RECORD EXCERPTS:
====
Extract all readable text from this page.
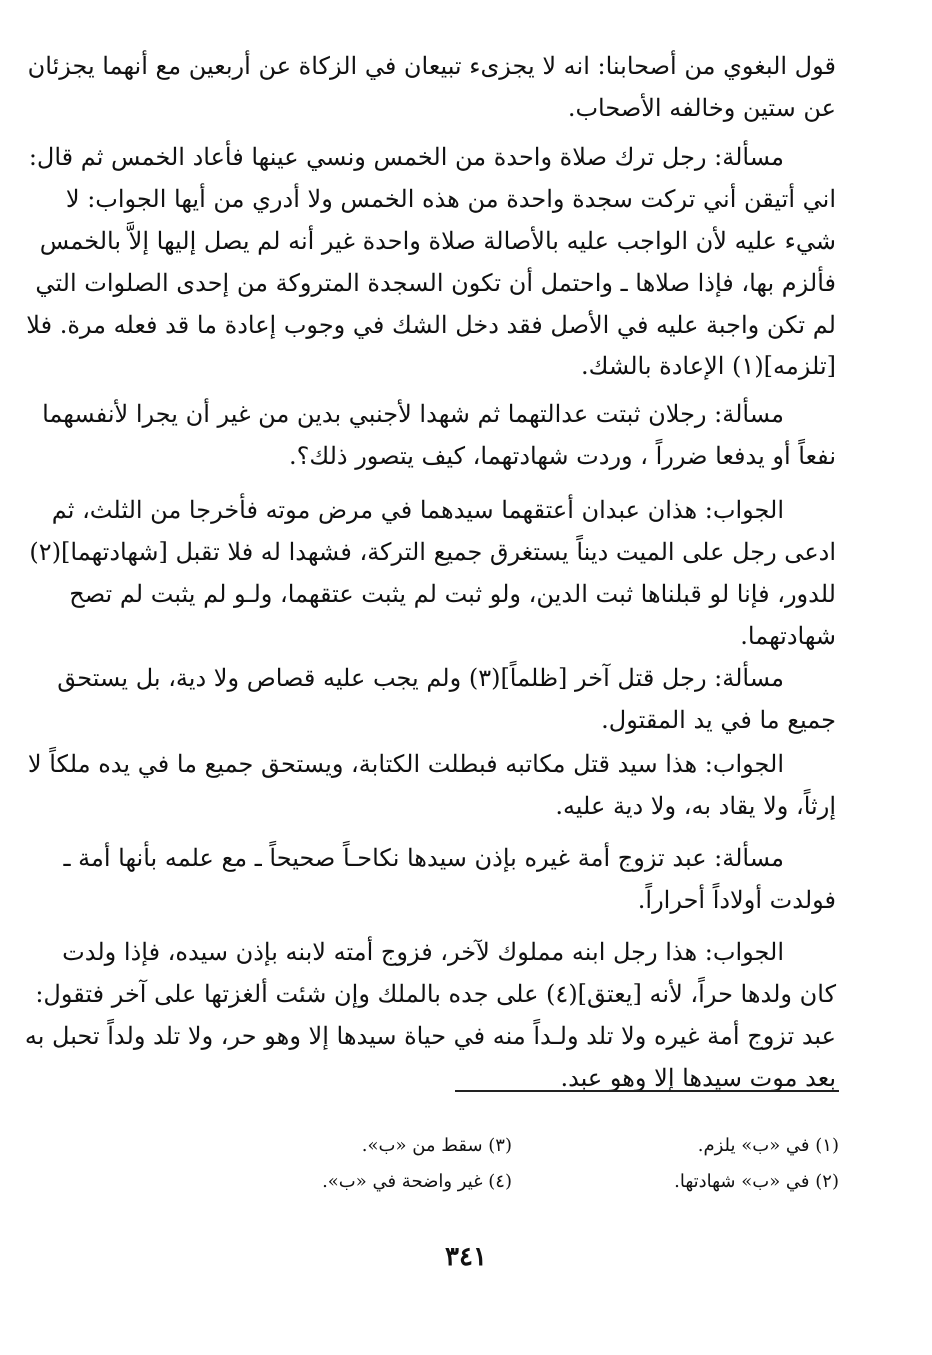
قول البغوي من أصحابنا: انه لا يجزىء تبيعان في الزكاة عن أربعين مع أنهما يجزئان
عن ستين وخالفه الأصحاب.
مسألة: رجل ترك صلاة واحدة من الخمس ونسي عينها فأعاد الخمس ثم قال:
اني أتيقن أني تركت سجدة واحدة من هذه الخمس ولا أدري من أيها الجواب: لا
شيء عليه لأن الواجب عليه بالأصالة صلاة واحدة غير أنه لم يصل إليها إلاَّ بالخمس
فألزم بها، فإذا صلاها ـ واحتمل أن تكون السجدة المتروكة من إحدى الصلوات التي
لم تكن واجبة عليه في الأصل فقد دخل الشك في وجوب إعادة ما قد فعله مرة. فلا
[تلزمه](١) الإعادة بالشك.
مسألة: رجلان ثبتت عدالتهما ثم شهدا لأجنبي بدين من غير أن يجرا لأنفسهما
نفعاً أو يدفعا ضرراً ، وردت شهادتهما، كيف يتصور ذلك؟.
الجواب: هذان عبدان أعتقهما سيدهما في مرض موته فأخرجا من الثلث، ثم
ادعى رجل على الميت ديناً يستغرق جميع التركة، فشهدا له فلا تقبل [شهادتهما](٢)
للدور، فإنا لو قبلناها ثبت الدين، ولو ثبت لم يثبت عتقهما، ولـو لم يثبت لم تصح
شهادتهما.
مسألة: رجل قتل آخر [ظلماً](٣) ولم يجب عليه قصاص ولا دية، بل يستحق
جميع ما في يد المقتول.
الجواب: هذا سيد قتل مكاتبه فبطلت الكتابة، ويستحق جميع ما في يده ملكاً لا
إرثاً، ولا يقاد به، ولا دية عليه.
مسألة: عبد تزوج أمة غيره بإذن سيدها نكاحـاً صحيحاً ـ مع علمه بأنها أمة ـ
فولدت أولاداً أحراراً.
الجواب: هذا رجل ابنه مملوك لآخر، فزوج أمته لابنه بإذن سيده، فإذا ولدت
كان ولدها حراً، لأنه [يعتق](٤) على جده بالملك وإن شئت ألغزتها على آخر فتقول:
عبد تزوج أمة غيره ولا تلد ولـداً منه في حياة سيدها إلا وهو حر، ولا تلد ولداً تحبل به
بعد موت سيدها إلا وهو عبد.
(١) في «ب» يلزم.
(٣) سقط من «ب».
(٢) في «ب» شهادتها.
(٤) غير واضحة في «ب».
٣٤١
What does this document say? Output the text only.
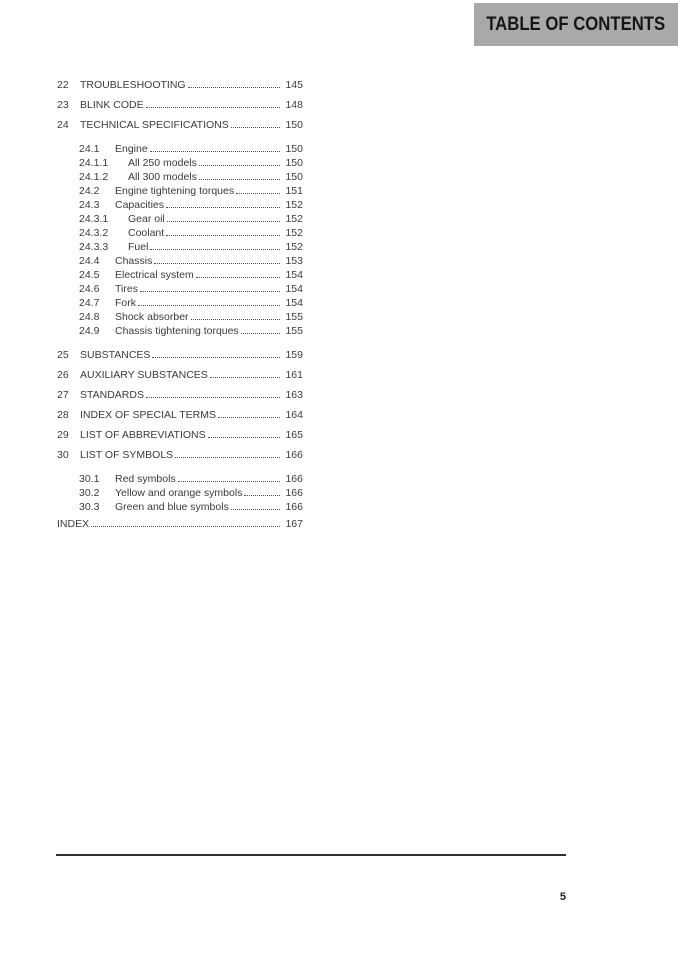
TABLE OF CONTENTS
22	TROUBLESHOOTING	145
23	BLINK CODE	148
24	TECHNICAL SPECIFICATIONS	150
24.1	Engine	150
24.1.1	All 250 models	150
24.1.2	All 300 models	150
24.2	Engine tightening torques	151
24.3	Capacities	152
24.3.1	Gear oil	152
24.3.2	Coolant	152
24.3.3	Fuel	152
24.4	Chassis	153
24.5	Electrical system	154
24.6	Tires	154
24.7	Fork	154
24.8	Shock absorber	155
24.9	Chassis tightening torques	155
25	SUBSTANCES	159
26	AUXILIARY SUBSTANCES	161
27	STANDARDS	163
28	INDEX OF SPECIAL TERMS	164
29	LIST OF ABBREVIATIONS	165
30	LIST OF SYMBOLS	166
30.1	Red symbols	166
30.2	Yellow and orange symbols	166
30.3	Green and blue symbols	166
INDEX	167
5
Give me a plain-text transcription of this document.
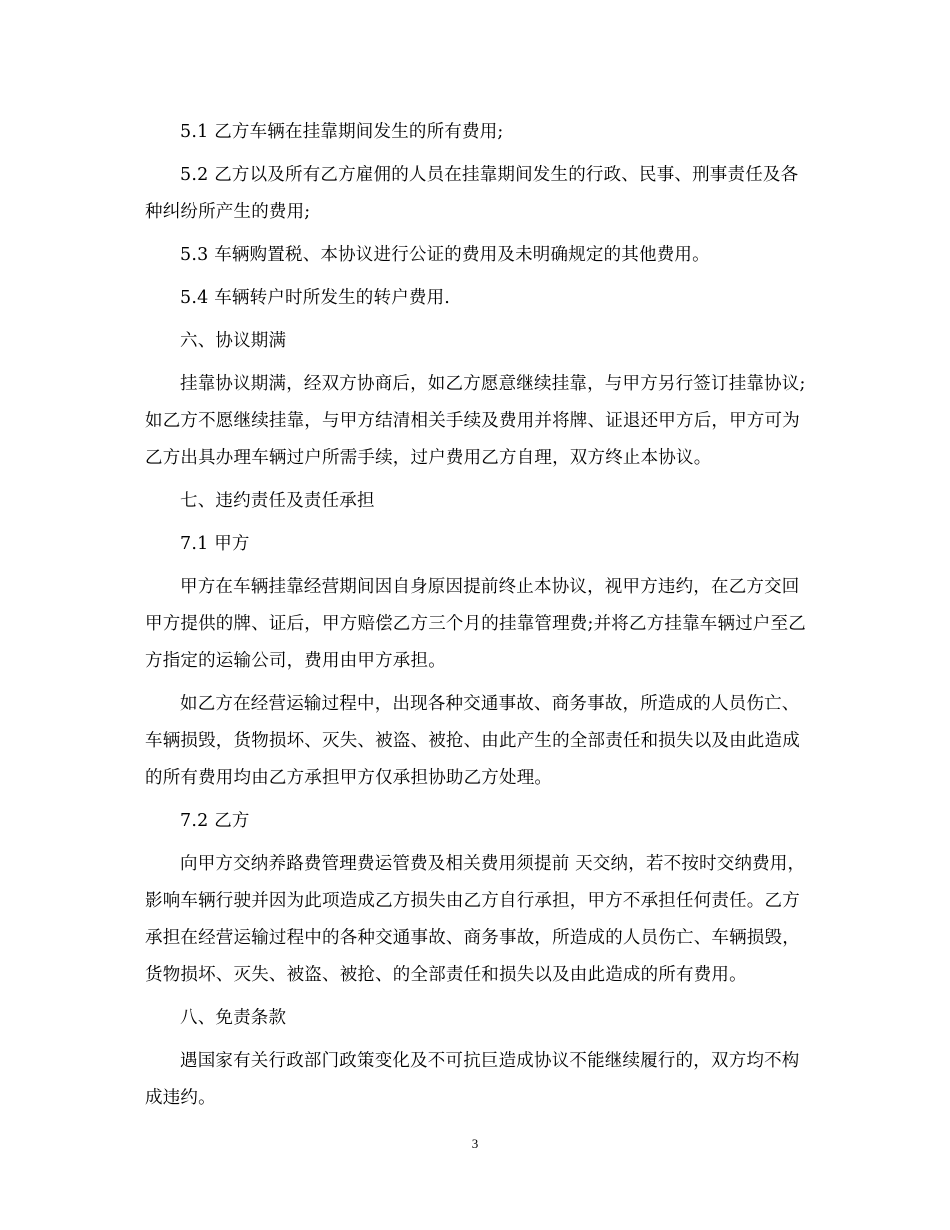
5.1 乙方车辆在挂靠期间发生的所有费用;

5.2 乙方以及所有乙方雇佣的人员在挂靠期间发生的行政、民事、刑事责任及各种纠纷所产生的费用;

5.3 车辆购置税、本协议进行公证的费用及未明确规定的其他费用。

5.4 车辆转户时所发生的转户费用.

六、协议期满

挂靠协议期满，经双方协商后，如乙方愿意继续挂靠，与甲方另行签订挂靠协议;如乙方不愿继续挂靠，与甲方结清相关手续及费用并将牌、证退还甲方后，甲方可为乙方出具办理车辆过户所需手续，过户费用乙方自理，双方终止本协议。

七、违约责任及责任承担

7.1 甲方

甲方在车辆挂靠经营期间因自身原因提前终止本协议，视甲方违约，在乙方交回甲方提供的牌、证后，甲方赔偿乙方三个月的挂靠管理费;并将乙方挂靠车辆过户至乙方指定的运输公司，费用由甲方承担。

如乙方在经营运输过程中，出现各种交通事故、商务事故，所造成的人员伤亡、车辆损毁，货物损坏、灭失、被盗、被抢、由此产生的全部责任和损失以及由此造成的所有费用均由乙方承担甲方仅承担协助乙方处理。

7.2 乙方

向甲方交纳养路费管理费运管费及相关费用须提前 天交纳，若不按时交纳费用，影响车辆行驶并因为此项造成乙方损失由乙方自行承担，甲方不承担任何责任。乙方承担在经营运输过程中的各种交通事故、商务事故，所造成的人员伤亡、车辆损毁，货物损坏、灭失、被盗、被抢、的全部责任和损失以及由此造成的所有费用。

八、免责条款

遇国家有关行政部门政策变化及不可抗巨造成协议不能继续履行的，双方均不构成违约。

3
====
PROBLEM TO WORK ON: Excluding pictures, copy exactly the lines from the line containing "What does this" through the last line of the data, inclusive.

SOLUTION TO THE EXERCISE:
What does this document say? Output the text only.
TABLE OF CONTENTS
22	TROUBLESHOOTING	145
23	BLINK CODE	148
24	TECHNICAL SPECIFICATIONS	150
24.1	Engine	150
24.1.1	All 250 models	150
24.1.2	All 300 models	150
24.2	Engine tightening torques	151
24.3	Capacities	152
24.3.1	Gear oil	152
24.3.2	Coolant	152
24.3.3	Fuel	152
24.4	Chassis	153
24.5	Electrical system	154
24.6	Tires	154
24.7	Fork	154
24.8	Shock absorber	155
24.9	Chassis tightening torques	155
25	SUBSTANCES	159
26	AUXILIARY SUBSTANCES	161
27	STANDARDS	163
28	INDEX OF SPECIAL TERMS	164
29	LIST OF ABBREVIATIONS	165
30	LIST OF SYMBOLS	166
30.1	Red symbols	166
30.2	Yellow and orange symbols	166
30.3	Green and blue symbols	166
INDEX	167
5
Give me a plain-text transcription of this document.
5.1 乙方车辆在挂靠期间发生的所有费用;

5.2 乙方以及所有乙方雇佣的人员在挂靠期间发生的行政、民事、刑事责任及各种纠纷所产生的费用;

5.3 车辆购置税、本协议进行公证的费用及未明确规定的其他费用。

5.4 车辆转户时所发生的转户费用.

六、协议期满

挂靠协议期满，经双方协商后，如乙方愿意继续挂靠，与甲方另行签订挂靠协议;如乙方不愿继续挂靠，与甲方结清相关手续及费用并将牌、证退还甲方后，甲方可为乙方出具办理车辆过户所需手续，过户费用乙方自理，双方终止本协议。

七、违约责任及责任承担

7.1 甲方

甲方在车辆挂靠经营期间因自身原因提前终止本协议，视甲方违约，在乙方交回甲方提供的牌、证后，甲方赔偿乙方三个月的挂靠管理费;并将乙方挂靠车辆过户至乙方指定的运输公司，费用由甲方承担。

如乙方在经营运输过程中，出现各种交通事故、商务事故，所造成的人员伤亡、车辆损毁，货物损坏、灭失、被盗、被抢、由此产生的全部责任和损失以及由此造成的所有费用均由乙方承担甲方仅承担协助乙方处理。

7.2 乙方

向甲方交纳养路费管理费运管费及相关费用须提前 天交纳，若不按时交纳费用，影响车辆行驶并因为此项造成乙方损失由乙方自行承担，甲方不承担任何责任。乙方承担在经营运输过程中的各种交通事故、商务事故，所造成的人员伤亡、车辆损毁，货物损坏、灭失、被盗、被抢、的全部责任和损失以及由此造成的所有费用。

八、免责条款

遇国家有关行政部门政策变化及不可抗巨造成协议不能继续履行的，双方均不构成违约。

3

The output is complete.